§ DIRECTION
Where does the string "object" appear? Copy every line of the entries below that holds it.

§ STORED RECORDS
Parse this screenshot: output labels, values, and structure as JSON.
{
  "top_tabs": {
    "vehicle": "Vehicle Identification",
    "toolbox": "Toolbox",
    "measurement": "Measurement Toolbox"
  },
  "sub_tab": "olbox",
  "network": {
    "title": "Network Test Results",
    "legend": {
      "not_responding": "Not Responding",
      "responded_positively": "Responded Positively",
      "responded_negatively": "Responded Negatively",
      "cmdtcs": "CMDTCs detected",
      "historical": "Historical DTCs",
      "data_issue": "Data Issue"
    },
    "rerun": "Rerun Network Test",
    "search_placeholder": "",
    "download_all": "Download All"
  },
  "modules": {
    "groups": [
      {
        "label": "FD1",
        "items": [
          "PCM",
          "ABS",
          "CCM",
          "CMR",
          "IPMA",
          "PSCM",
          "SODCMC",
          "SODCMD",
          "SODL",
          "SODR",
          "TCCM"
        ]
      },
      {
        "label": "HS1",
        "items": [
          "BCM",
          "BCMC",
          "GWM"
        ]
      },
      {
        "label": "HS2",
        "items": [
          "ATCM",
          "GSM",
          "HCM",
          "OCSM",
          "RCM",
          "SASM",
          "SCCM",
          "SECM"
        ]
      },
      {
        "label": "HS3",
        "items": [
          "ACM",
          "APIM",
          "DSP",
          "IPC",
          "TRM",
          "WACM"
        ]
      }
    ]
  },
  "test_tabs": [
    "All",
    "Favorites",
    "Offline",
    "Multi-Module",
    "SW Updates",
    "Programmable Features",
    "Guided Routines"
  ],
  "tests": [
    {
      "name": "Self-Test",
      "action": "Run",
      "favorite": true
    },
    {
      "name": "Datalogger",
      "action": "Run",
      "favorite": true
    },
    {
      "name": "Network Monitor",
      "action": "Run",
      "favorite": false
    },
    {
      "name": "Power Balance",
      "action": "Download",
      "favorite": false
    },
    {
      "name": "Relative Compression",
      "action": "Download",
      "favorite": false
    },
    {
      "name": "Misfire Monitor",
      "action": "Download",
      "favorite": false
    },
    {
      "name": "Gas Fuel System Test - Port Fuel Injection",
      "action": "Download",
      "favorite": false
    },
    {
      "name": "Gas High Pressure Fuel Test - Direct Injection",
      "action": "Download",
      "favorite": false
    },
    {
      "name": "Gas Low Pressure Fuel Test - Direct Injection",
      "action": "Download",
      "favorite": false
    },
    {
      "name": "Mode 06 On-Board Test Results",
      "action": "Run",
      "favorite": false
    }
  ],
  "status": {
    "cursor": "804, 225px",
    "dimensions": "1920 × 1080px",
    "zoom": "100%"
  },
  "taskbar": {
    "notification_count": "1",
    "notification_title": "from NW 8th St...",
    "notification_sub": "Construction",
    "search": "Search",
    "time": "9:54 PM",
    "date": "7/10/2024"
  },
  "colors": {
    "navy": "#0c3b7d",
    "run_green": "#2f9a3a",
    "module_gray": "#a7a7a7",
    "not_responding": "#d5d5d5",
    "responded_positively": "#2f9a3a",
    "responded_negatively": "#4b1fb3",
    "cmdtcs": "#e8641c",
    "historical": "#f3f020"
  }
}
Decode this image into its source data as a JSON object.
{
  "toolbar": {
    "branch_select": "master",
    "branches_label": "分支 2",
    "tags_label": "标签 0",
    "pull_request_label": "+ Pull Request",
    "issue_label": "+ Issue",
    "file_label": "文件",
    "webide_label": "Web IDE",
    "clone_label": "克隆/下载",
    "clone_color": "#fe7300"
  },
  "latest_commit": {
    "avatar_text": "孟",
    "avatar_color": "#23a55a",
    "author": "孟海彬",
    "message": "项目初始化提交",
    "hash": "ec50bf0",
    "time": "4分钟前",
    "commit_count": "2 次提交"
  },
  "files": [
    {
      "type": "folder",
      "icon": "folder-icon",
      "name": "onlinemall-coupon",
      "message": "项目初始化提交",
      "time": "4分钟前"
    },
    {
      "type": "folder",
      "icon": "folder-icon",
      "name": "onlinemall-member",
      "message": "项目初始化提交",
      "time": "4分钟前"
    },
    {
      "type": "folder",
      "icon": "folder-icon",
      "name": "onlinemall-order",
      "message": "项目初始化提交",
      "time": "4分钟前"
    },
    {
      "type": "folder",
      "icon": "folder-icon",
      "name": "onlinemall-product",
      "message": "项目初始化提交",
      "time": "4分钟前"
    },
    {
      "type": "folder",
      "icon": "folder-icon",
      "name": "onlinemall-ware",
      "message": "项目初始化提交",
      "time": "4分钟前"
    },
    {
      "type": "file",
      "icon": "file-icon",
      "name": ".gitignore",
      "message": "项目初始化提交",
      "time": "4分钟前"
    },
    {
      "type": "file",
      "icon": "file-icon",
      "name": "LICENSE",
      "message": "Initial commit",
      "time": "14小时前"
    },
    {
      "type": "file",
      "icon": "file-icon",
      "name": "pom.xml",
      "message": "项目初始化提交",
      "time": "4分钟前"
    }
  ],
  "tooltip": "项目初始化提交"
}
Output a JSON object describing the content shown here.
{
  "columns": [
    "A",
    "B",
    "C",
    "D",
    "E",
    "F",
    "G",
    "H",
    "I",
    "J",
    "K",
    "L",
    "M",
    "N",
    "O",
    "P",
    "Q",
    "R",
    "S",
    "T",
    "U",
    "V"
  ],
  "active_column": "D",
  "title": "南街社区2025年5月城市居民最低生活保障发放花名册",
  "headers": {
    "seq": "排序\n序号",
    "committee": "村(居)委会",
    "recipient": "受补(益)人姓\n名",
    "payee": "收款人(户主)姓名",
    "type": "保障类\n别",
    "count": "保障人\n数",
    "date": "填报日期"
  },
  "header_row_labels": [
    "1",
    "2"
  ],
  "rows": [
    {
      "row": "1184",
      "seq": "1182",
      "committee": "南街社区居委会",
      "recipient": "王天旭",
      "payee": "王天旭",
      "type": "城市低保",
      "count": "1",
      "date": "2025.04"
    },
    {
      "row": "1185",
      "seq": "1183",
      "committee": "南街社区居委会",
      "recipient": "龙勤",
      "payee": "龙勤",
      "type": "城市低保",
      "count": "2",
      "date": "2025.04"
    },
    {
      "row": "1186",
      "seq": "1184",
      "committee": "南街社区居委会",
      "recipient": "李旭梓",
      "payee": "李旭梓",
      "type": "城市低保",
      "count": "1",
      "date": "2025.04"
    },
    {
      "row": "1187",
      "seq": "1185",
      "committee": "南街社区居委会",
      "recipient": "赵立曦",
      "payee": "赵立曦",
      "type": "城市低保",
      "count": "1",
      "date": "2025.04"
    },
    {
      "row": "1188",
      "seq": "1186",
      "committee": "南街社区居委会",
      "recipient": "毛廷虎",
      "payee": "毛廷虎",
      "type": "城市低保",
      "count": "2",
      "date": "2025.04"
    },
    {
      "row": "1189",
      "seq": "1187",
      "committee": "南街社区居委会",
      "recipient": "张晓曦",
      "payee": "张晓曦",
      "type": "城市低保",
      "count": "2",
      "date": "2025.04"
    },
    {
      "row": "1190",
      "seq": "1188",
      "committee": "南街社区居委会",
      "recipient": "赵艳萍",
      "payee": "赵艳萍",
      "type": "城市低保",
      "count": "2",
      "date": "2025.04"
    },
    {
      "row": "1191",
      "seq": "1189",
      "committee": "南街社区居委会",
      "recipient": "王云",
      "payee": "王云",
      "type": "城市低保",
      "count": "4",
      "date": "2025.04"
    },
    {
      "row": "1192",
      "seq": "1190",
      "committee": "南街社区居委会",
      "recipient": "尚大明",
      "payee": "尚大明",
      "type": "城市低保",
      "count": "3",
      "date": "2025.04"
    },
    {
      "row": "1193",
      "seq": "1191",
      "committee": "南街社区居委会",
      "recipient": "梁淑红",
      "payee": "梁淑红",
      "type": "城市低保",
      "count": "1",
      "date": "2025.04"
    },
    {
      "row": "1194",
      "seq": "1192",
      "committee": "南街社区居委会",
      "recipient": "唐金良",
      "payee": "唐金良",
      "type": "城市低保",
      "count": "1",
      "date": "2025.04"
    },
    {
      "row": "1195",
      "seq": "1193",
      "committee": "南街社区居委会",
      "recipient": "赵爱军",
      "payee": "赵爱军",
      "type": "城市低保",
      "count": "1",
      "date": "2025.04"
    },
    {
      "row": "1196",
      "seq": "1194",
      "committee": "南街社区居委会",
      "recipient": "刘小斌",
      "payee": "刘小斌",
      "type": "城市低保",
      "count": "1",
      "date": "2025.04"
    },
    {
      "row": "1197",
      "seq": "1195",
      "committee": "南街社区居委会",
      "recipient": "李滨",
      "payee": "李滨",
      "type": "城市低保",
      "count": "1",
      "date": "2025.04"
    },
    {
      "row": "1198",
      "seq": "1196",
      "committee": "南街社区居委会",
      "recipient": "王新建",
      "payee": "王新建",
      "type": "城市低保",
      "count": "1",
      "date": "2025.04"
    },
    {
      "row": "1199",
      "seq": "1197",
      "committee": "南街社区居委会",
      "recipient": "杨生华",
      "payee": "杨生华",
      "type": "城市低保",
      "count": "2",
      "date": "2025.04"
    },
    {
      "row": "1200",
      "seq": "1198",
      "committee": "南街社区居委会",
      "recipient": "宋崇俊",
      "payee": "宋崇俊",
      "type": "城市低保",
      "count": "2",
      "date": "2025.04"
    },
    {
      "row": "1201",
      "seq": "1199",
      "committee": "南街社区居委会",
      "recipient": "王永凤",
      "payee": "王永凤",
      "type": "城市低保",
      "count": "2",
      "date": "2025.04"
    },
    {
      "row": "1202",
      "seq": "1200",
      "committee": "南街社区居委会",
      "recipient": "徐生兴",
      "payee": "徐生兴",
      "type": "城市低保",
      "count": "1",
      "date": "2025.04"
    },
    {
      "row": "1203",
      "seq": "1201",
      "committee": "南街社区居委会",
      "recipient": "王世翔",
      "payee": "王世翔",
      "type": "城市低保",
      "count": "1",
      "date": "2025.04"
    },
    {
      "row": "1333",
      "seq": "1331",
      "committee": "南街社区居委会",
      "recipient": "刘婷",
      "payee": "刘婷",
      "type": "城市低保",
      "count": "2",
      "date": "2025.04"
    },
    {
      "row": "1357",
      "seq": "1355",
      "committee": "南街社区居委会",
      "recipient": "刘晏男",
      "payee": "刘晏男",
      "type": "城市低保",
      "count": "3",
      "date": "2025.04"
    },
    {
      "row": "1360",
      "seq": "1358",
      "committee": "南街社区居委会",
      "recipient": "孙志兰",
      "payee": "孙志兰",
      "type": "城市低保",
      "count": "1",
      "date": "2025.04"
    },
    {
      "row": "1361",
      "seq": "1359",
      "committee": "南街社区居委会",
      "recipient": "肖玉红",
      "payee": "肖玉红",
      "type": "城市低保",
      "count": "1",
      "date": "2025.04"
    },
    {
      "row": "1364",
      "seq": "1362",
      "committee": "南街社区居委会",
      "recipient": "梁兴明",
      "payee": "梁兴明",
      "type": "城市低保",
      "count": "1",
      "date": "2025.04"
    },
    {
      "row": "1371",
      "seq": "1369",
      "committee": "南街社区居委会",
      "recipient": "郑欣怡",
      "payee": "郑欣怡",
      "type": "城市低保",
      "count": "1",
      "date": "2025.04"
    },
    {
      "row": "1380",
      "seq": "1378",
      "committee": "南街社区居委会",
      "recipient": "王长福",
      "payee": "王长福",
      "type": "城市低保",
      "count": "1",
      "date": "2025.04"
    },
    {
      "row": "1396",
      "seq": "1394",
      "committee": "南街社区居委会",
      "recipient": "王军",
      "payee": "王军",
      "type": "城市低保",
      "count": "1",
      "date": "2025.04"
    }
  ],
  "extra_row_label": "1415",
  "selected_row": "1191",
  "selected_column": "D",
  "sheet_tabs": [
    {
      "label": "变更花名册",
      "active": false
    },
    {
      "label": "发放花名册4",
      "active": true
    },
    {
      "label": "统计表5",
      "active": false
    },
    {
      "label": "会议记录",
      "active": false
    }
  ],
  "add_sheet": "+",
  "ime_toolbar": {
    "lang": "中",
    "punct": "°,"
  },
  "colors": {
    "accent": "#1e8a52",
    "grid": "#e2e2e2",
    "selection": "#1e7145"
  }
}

§ FINISHED ANSWER
Decode this image into its source data as a JSON object.
Output a JSON object describing the content shown here.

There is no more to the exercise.